Set down all of the data that follows word for word, without the images.

= Collected data =
** Begin **

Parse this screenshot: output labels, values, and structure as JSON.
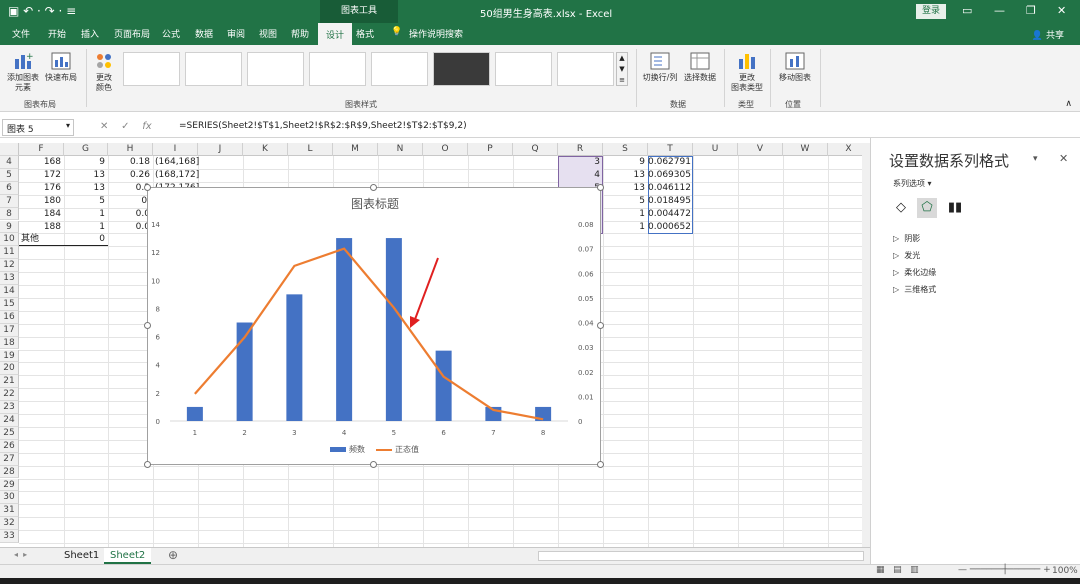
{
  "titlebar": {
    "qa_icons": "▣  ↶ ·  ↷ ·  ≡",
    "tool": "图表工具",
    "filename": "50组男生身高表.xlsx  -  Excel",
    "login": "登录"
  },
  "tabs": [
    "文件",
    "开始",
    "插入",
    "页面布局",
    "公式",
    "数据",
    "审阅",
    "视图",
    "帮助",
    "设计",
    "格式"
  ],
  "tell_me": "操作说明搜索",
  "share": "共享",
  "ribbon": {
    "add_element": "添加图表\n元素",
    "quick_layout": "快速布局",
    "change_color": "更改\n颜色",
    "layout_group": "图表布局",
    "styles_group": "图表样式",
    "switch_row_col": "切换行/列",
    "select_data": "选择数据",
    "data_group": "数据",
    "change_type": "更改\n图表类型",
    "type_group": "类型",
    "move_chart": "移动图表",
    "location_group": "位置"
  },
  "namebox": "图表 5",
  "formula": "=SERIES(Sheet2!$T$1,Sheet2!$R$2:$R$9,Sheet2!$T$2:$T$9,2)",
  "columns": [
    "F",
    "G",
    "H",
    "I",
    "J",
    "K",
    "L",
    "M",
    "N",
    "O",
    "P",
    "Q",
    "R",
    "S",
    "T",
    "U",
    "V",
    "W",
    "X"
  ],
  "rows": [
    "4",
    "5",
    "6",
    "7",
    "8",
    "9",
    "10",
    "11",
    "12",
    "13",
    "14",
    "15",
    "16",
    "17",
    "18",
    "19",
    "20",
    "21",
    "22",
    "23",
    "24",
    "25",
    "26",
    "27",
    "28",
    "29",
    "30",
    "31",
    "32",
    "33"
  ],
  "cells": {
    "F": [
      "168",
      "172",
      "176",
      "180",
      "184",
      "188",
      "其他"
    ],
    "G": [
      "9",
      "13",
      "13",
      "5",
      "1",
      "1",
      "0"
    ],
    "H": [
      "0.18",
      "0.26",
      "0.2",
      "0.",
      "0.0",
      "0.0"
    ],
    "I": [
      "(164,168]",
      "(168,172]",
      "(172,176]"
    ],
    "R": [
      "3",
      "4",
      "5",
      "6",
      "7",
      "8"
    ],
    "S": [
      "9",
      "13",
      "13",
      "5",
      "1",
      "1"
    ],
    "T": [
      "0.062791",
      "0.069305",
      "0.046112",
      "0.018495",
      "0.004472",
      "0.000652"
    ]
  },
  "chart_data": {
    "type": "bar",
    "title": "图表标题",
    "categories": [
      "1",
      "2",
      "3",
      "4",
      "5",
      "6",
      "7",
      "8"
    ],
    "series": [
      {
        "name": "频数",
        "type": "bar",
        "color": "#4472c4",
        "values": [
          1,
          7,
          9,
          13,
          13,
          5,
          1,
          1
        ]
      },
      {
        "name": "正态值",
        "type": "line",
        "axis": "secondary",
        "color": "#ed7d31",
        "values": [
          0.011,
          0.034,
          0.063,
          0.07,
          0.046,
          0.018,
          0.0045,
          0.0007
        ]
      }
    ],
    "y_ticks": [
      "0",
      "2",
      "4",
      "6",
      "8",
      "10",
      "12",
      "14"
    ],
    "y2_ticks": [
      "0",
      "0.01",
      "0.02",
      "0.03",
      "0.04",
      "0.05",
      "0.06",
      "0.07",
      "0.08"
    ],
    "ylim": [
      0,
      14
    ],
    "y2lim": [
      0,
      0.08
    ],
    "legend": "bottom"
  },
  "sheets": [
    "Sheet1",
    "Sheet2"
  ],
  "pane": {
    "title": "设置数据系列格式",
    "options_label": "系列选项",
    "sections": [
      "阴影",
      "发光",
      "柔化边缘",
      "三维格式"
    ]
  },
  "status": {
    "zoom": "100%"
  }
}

** End **

= Exercise answer =
Parse this screenshot: output labels, values, and structure as JSON.
{
  "titlebar": {
    "qa_icons": "▣  ↶ ·  ↷ ·  ≡",
    "tool": "图表工具",
    "filename": "50组男生身高表.xlsx  -  Excel",
    "login": "登录"
  },
  "tabs": [
    "文件",
    "开始",
    "插入",
    "页面布局",
    "公式",
    "数据",
    "审阅",
    "视图",
    "帮助",
    "设计",
    "格式"
  ],
  "tell_me": "操作说明搜索",
  "share": "共享",
  "ribbon": {
    "add_element": "添加图表\n元素",
    "quick_layout": "快速布局",
    "change_color": "更改\n颜色",
    "layout_group": "图表布局",
    "styles_group": "图表样式",
    "switch_row_col": "切换行/列",
    "select_data": "选择数据",
    "data_group": "数据",
    "change_type": "更改\n图表类型",
    "type_group": "类型",
    "move_chart": "移动图表",
    "location_group": "位置"
  },
  "namebox": "图表 5",
  "formula": "=SERIES(Sheet2!$T$1,Sheet2!$R$2:$R$9,Sheet2!$T$2:$T$9,2)",
  "columns": [
    "F",
    "G",
    "H",
    "I",
    "J",
    "K",
    "L",
    "M",
    "N",
    "O",
    "P",
    "Q",
    "R",
    "S",
    "T",
    "U",
    "V",
    "W",
    "X"
  ],
  "rows": [
    "4",
    "5",
    "6",
    "7",
    "8",
    "9",
    "10",
    "11",
    "12",
    "13",
    "14",
    "15",
    "16",
    "17",
    "18",
    "19",
    "20",
    "21",
    "22",
    "23",
    "24",
    "25",
    "26",
    "27",
    "28",
    "29",
    "30",
    "31",
    "32",
    "33"
  ],
  "cells": {
    "F": [
      "168",
      "172",
      "176",
      "180",
      "184",
      "188",
      "其他"
    ],
    "G": [
      "9",
      "13",
      "13",
      "5",
      "1",
      "1",
      "0"
    ],
    "H": [
      "0.18",
      "0.26",
      "0.2",
      "0.",
      "0.0",
      "0.0"
    ],
    "I": [
      "(164,168]",
      "(168,172]",
      "(172,176]"
    ],
    "R": [
      "3",
      "4",
      "5",
      "6",
      "7",
      "8"
    ],
    "S": [
      "9",
      "13",
      "13",
      "5",
      "1",
      "1"
    ],
    "T": [
      "0.062791",
      "0.069305",
      "0.046112",
      "0.018495",
      "0.004472",
      "0.000652"
    ]
  },
  "chart_data": {
    "type": "bar",
    "title": "图表标题",
    "categories": [
      "1",
      "2",
      "3",
      "4",
      "5",
      "6",
      "7",
      "8"
    ],
    "series": [
      {
        "name": "频数",
        "type": "bar",
        "color": "#4472c4",
        "values": [
          1,
          7,
          9,
          13,
          13,
          5,
          1,
          1
        ]
      },
      {
        "name": "正态值",
        "type": "line",
        "axis": "secondary",
        "color": "#ed7d31",
        "values": [
          0.011,
          0.034,
          0.063,
          0.07,
          0.046,
          0.018,
          0.0045,
          0.0007
        ]
      }
    ],
    "y_ticks": [
      "0",
      "2",
      "4",
      "6",
      "8",
      "10",
      "12",
      "14"
    ],
    "y2_ticks": [
      "0",
      "0.01",
      "0.02",
      "0.03",
      "0.04",
      "0.05",
      "0.06",
      "0.07",
      "0.08"
    ],
    "ylim": [
      0,
      14
    ],
    "y2lim": [
      0,
      0.08
    ],
    "legend": "bottom"
  },
  "sheets": [
    "Sheet1",
    "Sheet2"
  ],
  "pane": {
    "title": "设置数据系列格式",
    "options_label": "系列选项",
    "sections": [
      "阴影",
      "发光",
      "柔化边缘",
      "三维格式"
    ]
  },
  "status": {
    "zoom": "100%"
  }
}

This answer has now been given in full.